__INSTRUCTIONS FOR THE TASK__
In your copy, include no images and return each entry exactly as written.

::: DATA LISTING :::

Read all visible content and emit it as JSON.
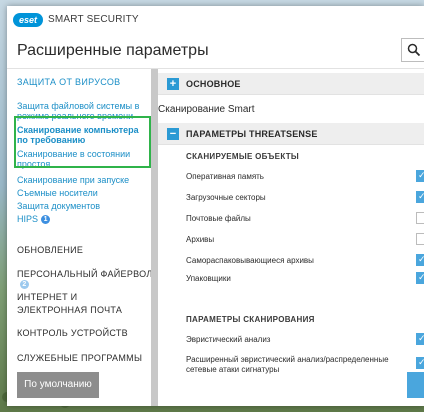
{
  "app": {
    "brand": "eset",
    "product": "SMART SECURITY"
  },
  "header": {
    "title": "Расширенные параметры"
  },
  "sidebar": {
    "antivirus": "ЗАЩИТА ОТ ВИРУСОВ",
    "items": [
      "Защита файловой системы в режиме реального времени",
      "Сканирование компьютера по требованию",
      "Сканирование в состоянии простоя",
      "Сканирование при запуске",
      "Съемные носители",
      "Защита документов",
      "HIPS"
    ],
    "hips_badge": "1",
    "sections": [
      "ОБНОВЛЕНИЕ",
      "ПЕРСОНАЛЬНЫЙ ФАЙЕРВОЛ",
      "ИНТЕРНЕТ И ЭЛЕКТРОННАЯ ПОЧТА",
      "КОНТРОЛЬ УСТРОЙСТВ",
      "СЛУЖЕБНЫЕ ПРОГРАММЫ"
    ],
    "firewall_badge": "2"
  },
  "content": {
    "basic": "ОСНОВНОЕ",
    "crumb": "Сканирование Smart",
    "threatsense": "ПАРАМЕТРЫ THREATSENSE",
    "objects_header": "СКАНИРУЕМЫЕ ОБЪЕКТЫ",
    "objects": [
      {
        "label": "Оперативная память",
        "on": true
      },
      {
        "label": "Загрузочные секторы",
        "on": true
      },
      {
        "label": "Почтовые файлы",
        "on": false
      },
      {
        "label": "Архивы",
        "on": false
      },
      {
        "label": "Самораспаковывающиеся архивы",
        "on": true
      },
      {
        "label": "Упаковщики",
        "on": true
      }
    ],
    "scan_header": "ПАРАМЕТРЫ СКАНИРОВАНИЯ",
    "scan_options": [
      {
        "label": "Эвристический анализ",
        "on": true
      },
      {
        "label": "Расширенный эвристический анализ/распределенные сетевые атаки сигнатуры",
        "on": true
      }
    ]
  },
  "footer": {
    "default_label": "По умолчанию"
  },
  "colors": {
    "accent": "#2b9ad4",
    "highlight": "#2fb34a",
    "link": "#1c8fc7"
  }
}
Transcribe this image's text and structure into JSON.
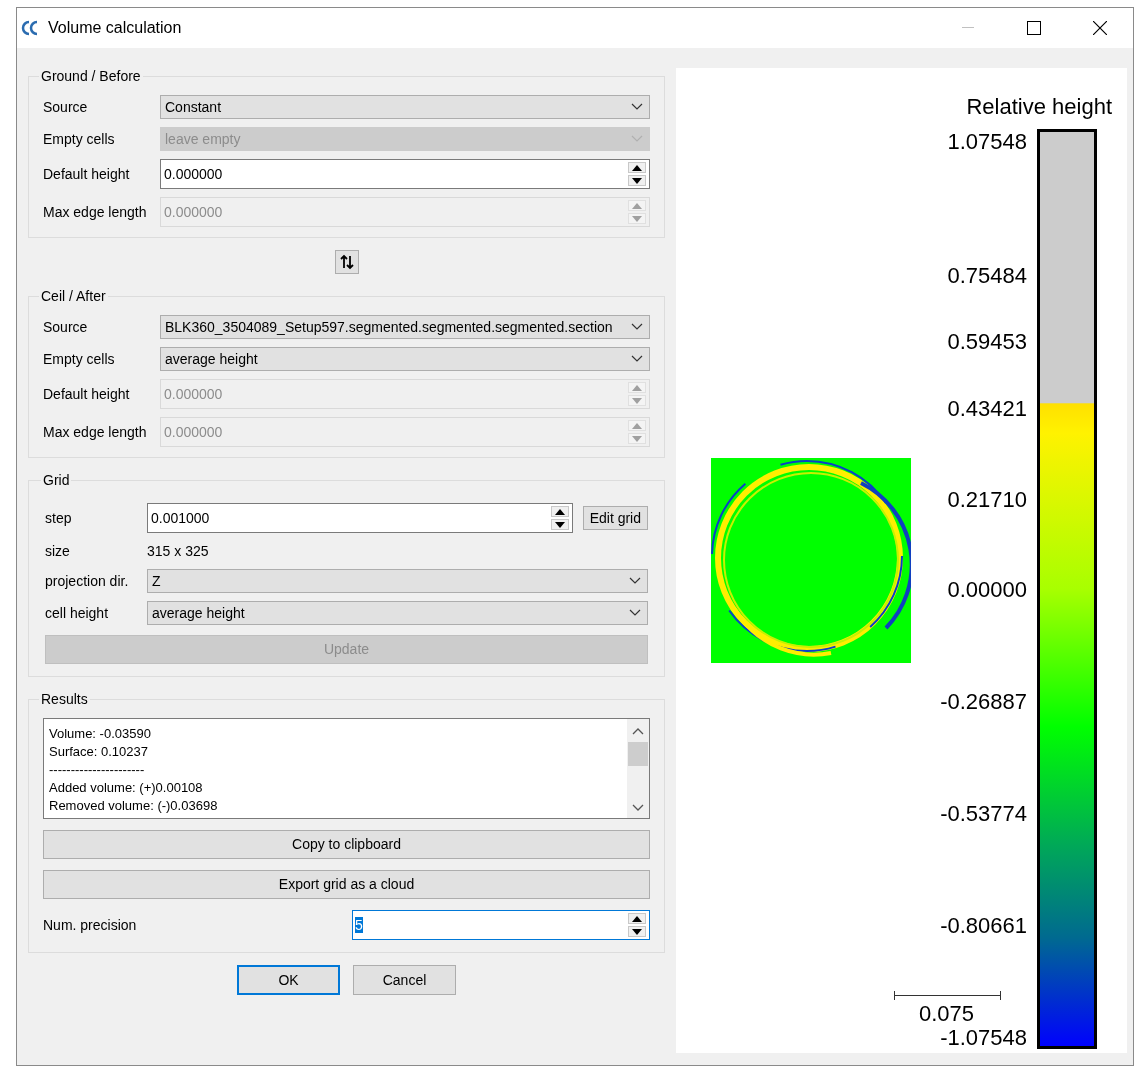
{
  "window": {
    "title": "Volume calculation"
  },
  "ground": {
    "title": "Ground / Before",
    "fields": [
      {
        "label": "Source",
        "kind": "combo",
        "value": "Constant",
        "disabled": false
      },
      {
        "label": "Empty cells",
        "kind": "combo",
        "value": "leave empty",
        "disabled": true
      },
      {
        "label": "Default height",
        "kind": "spin",
        "value": "0.000000",
        "disabled": false
      },
      {
        "label": "Max edge length",
        "kind": "spin",
        "value": "0.000000",
        "disabled": true
      }
    ]
  },
  "ceil": {
    "title": "Ceil / After",
    "fields": [
      {
        "label": "Source",
        "kind": "combo",
        "value": "BLK360_3504089_Setup597.segmented.segmented.segmented.section",
        "disabled": false
      },
      {
        "label": "Empty cells",
        "kind": "combo",
        "value": "average height",
        "disabled": false
      },
      {
        "label": "Default height",
        "kind": "spin",
        "value": "0.000000",
        "disabled": true
      },
      {
        "label": "Max edge length",
        "kind": "spin",
        "value": "0.000000",
        "disabled": true
      }
    ]
  },
  "grid": {
    "title": "Grid",
    "step": {
      "label": "step",
      "value": "0.001000"
    },
    "edit_button": "Edit grid",
    "size": {
      "label": "size",
      "value": "315 x 325"
    },
    "fields": [
      {
        "label": "projection dir.",
        "kind": "combo",
        "value": "Z",
        "disabled": false
      },
      {
        "label": "cell height",
        "kind": "combo",
        "value": "average height",
        "disabled": false
      }
    ],
    "update": {
      "label": "Update",
      "disabled": true
    }
  },
  "results": {
    "title": "Results",
    "lines": [
      "Volume: -0.03590",
      "Surface: 0.10237",
      "----------------------",
      "Added volume: (+)0.00108",
      "Removed volume: (-)0.03698"
    ],
    "buttons": [
      "Copy to clipboard",
      "Export grid as a cloud"
    ],
    "precision": {
      "label": "Num. precision",
      "value": "5",
      "focused": true
    }
  },
  "footer": {
    "buttons": [
      {
        "label": "OK",
        "default": true
      },
      {
        "label": "Cancel",
        "default": false
      }
    ]
  },
  "view": {
    "scale_title": "Relative height",
    "scale_labels": [
      "1.07548",
      "0.75484",
      "0.59453",
      "0.43421",
      "0.21710",
      "0.00000",
      "-0.26887",
      "-0.53774",
      "-0.80661",
      "-1.07548"
    ],
    "scale_bar_label": "0.075"
  }
}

:::

__REPLY__
Read all visible content and emit it as JSON.
{
  "app": {
    "brand": "eset",
    "product": "SMART SECURITY"
  },
  "header": {
    "title": "Расширенные параметры"
  },
  "sidebar": {
    "antivirus": "ЗАЩИТА ОТ ВИРУСОВ",
    "items": [
      "Защита файловой системы в режиме реального времени",
      "Сканирование компьютера по требованию",
      "Сканирование в состоянии простоя",
      "Сканирование при запуске",
      "Съемные носители",
      "Защита документов",
      "HIPS"
    ],
    "hips_badge": "1",
    "sections": [
      "ОБНОВЛЕНИЕ",
      "ПЕРСОНАЛЬНЫЙ ФАЙЕРВОЛ",
      "ИНТЕРНЕТ И ЭЛЕКТРОННАЯ ПОЧТА",
      "КОНТРОЛЬ УСТРОЙСТВ",
      "СЛУЖЕБНЫЕ ПРОГРАММЫ"
    ],
    "firewall_badge": "2"
  },
  "content": {
    "basic": "ОСНОВНОЕ",
    "crumb": "Сканирование Smart",
    "threatsense": "ПАРАМЕТРЫ THREATSENSE",
    "objects_header": "СКАНИРУЕМЫЕ ОБЪЕКТЫ",
    "objects": [
      {
        "label": "Оперативная память",
        "on": true
      },
      {
        "label": "Загрузочные секторы",
        "on": true
      },
      {
        "label": "Почтовые файлы",
        "on": false
      },
      {
        "label": "Архивы",
        "on": false
      },
      {
        "label": "Самораспаковывающиеся архивы",
        "on": true
      },
      {
        "label": "Упаковщики",
        "on": true
      }
    ],
    "scan_header": "ПАРАМЕТРЫ СКАНИРОВАНИЯ",
    "scan_options": [
      {
        "label": "Эвристический анализ",
        "on": true
      },
      {
        "label": "Расширенный эвристический анализ/распределенные сетевые атаки сигнатуры",
        "on": true
      }
    ]
  },
  "footer": {
    "default_label": "По умолчанию"
  },
  "colors": {
    "accent": "#2b9ad4",
    "highlight": "#2fb34a",
    "link": "#1c8fc7"
  }
}
Transcribe this image's text and structure into JSON.
{
  "window": {
    "title": "Volume calculation"
  },
  "ground": {
    "title": "Ground / Before",
    "fields": [
      {
        "label": "Source",
        "kind": "combo",
        "value": "Constant",
        "disabled": false
      },
      {
        "label": "Empty cells",
        "kind": "combo",
        "value": "leave empty",
        "disabled": true
      },
      {
        "label": "Default height",
        "kind": "spin",
        "value": "0.000000",
        "disabled": false
      },
      {
        "label": "Max edge length",
        "kind": "spin",
        "value": "0.000000",
        "disabled": true
      }
    ]
  },
  "ceil": {
    "title": "Ceil / After",
    "fields": [
      {
        "label": "Source",
        "kind": "combo",
        "value": "BLK360_3504089_Setup597.segmented.segmented.segmented.section",
        "disabled": false
      },
      {
        "label": "Empty cells",
        "kind": "combo",
        "value": "average height",
        "disabled": false
      },
      {
        "label": "Default height",
        "kind": "spin",
        "value": "0.000000",
        "disabled": true
      },
      {
        "label": "Max edge length",
        "kind": "spin",
        "value": "0.000000",
        "disabled": true
      }
    ]
  },
  "grid": {
    "title": "Grid",
    "step": {
      "label": "step",
      "value": "0.001000"
    },
    "edit_button": "Edit grid",
    "size": {
      "label": "size",
      "value": "315 x 325"
    },
    "fields": [
      {
        "label": "projection dir.",
        "kind": "combo",
        "value": "Z",
        "disabled": false
      },
      {
        "label": "cell height",
        "kind": "combo",
        "value": "average height",
        "disabled": false
      }
    ],
    "update": {
      "label": "Update",
      "disabled": true
    }
  },
  "results": {
    "title": "Results",
    "lines": [
      "Volume: -0.03590",
      "Surface: 0.10237",
      "----------------------",
      "Added volume: (+)0.00108",
      "Removed volume: (-)0.03698"
    ],
    "buttons": [
      "Copy to clipboard",
      "Export grid as a cloud"
    ],
    "precision": {
      "label": "Num. precision",
      "value": "5",
      "focused": true
    }
  },
  "footer": {
    "buttons": [
      {
        "label": "OK",
        "default": true
      },
      {
        "label": "Cancel",
        "default": false
      }
    ]
  },
  "view": {
    "scale_title": "Relative height",
    "scale_labels": [
      "1.07548",
      "0.75484",
      "0.59453",
      "0.43421",
      "0.21710",
      "0.00000",
      "-0.26887",
      "-0.53774",
      "-0.80661",
      "-1.07548"
    ],
    "scale_bar_label": "0.075"
  }
}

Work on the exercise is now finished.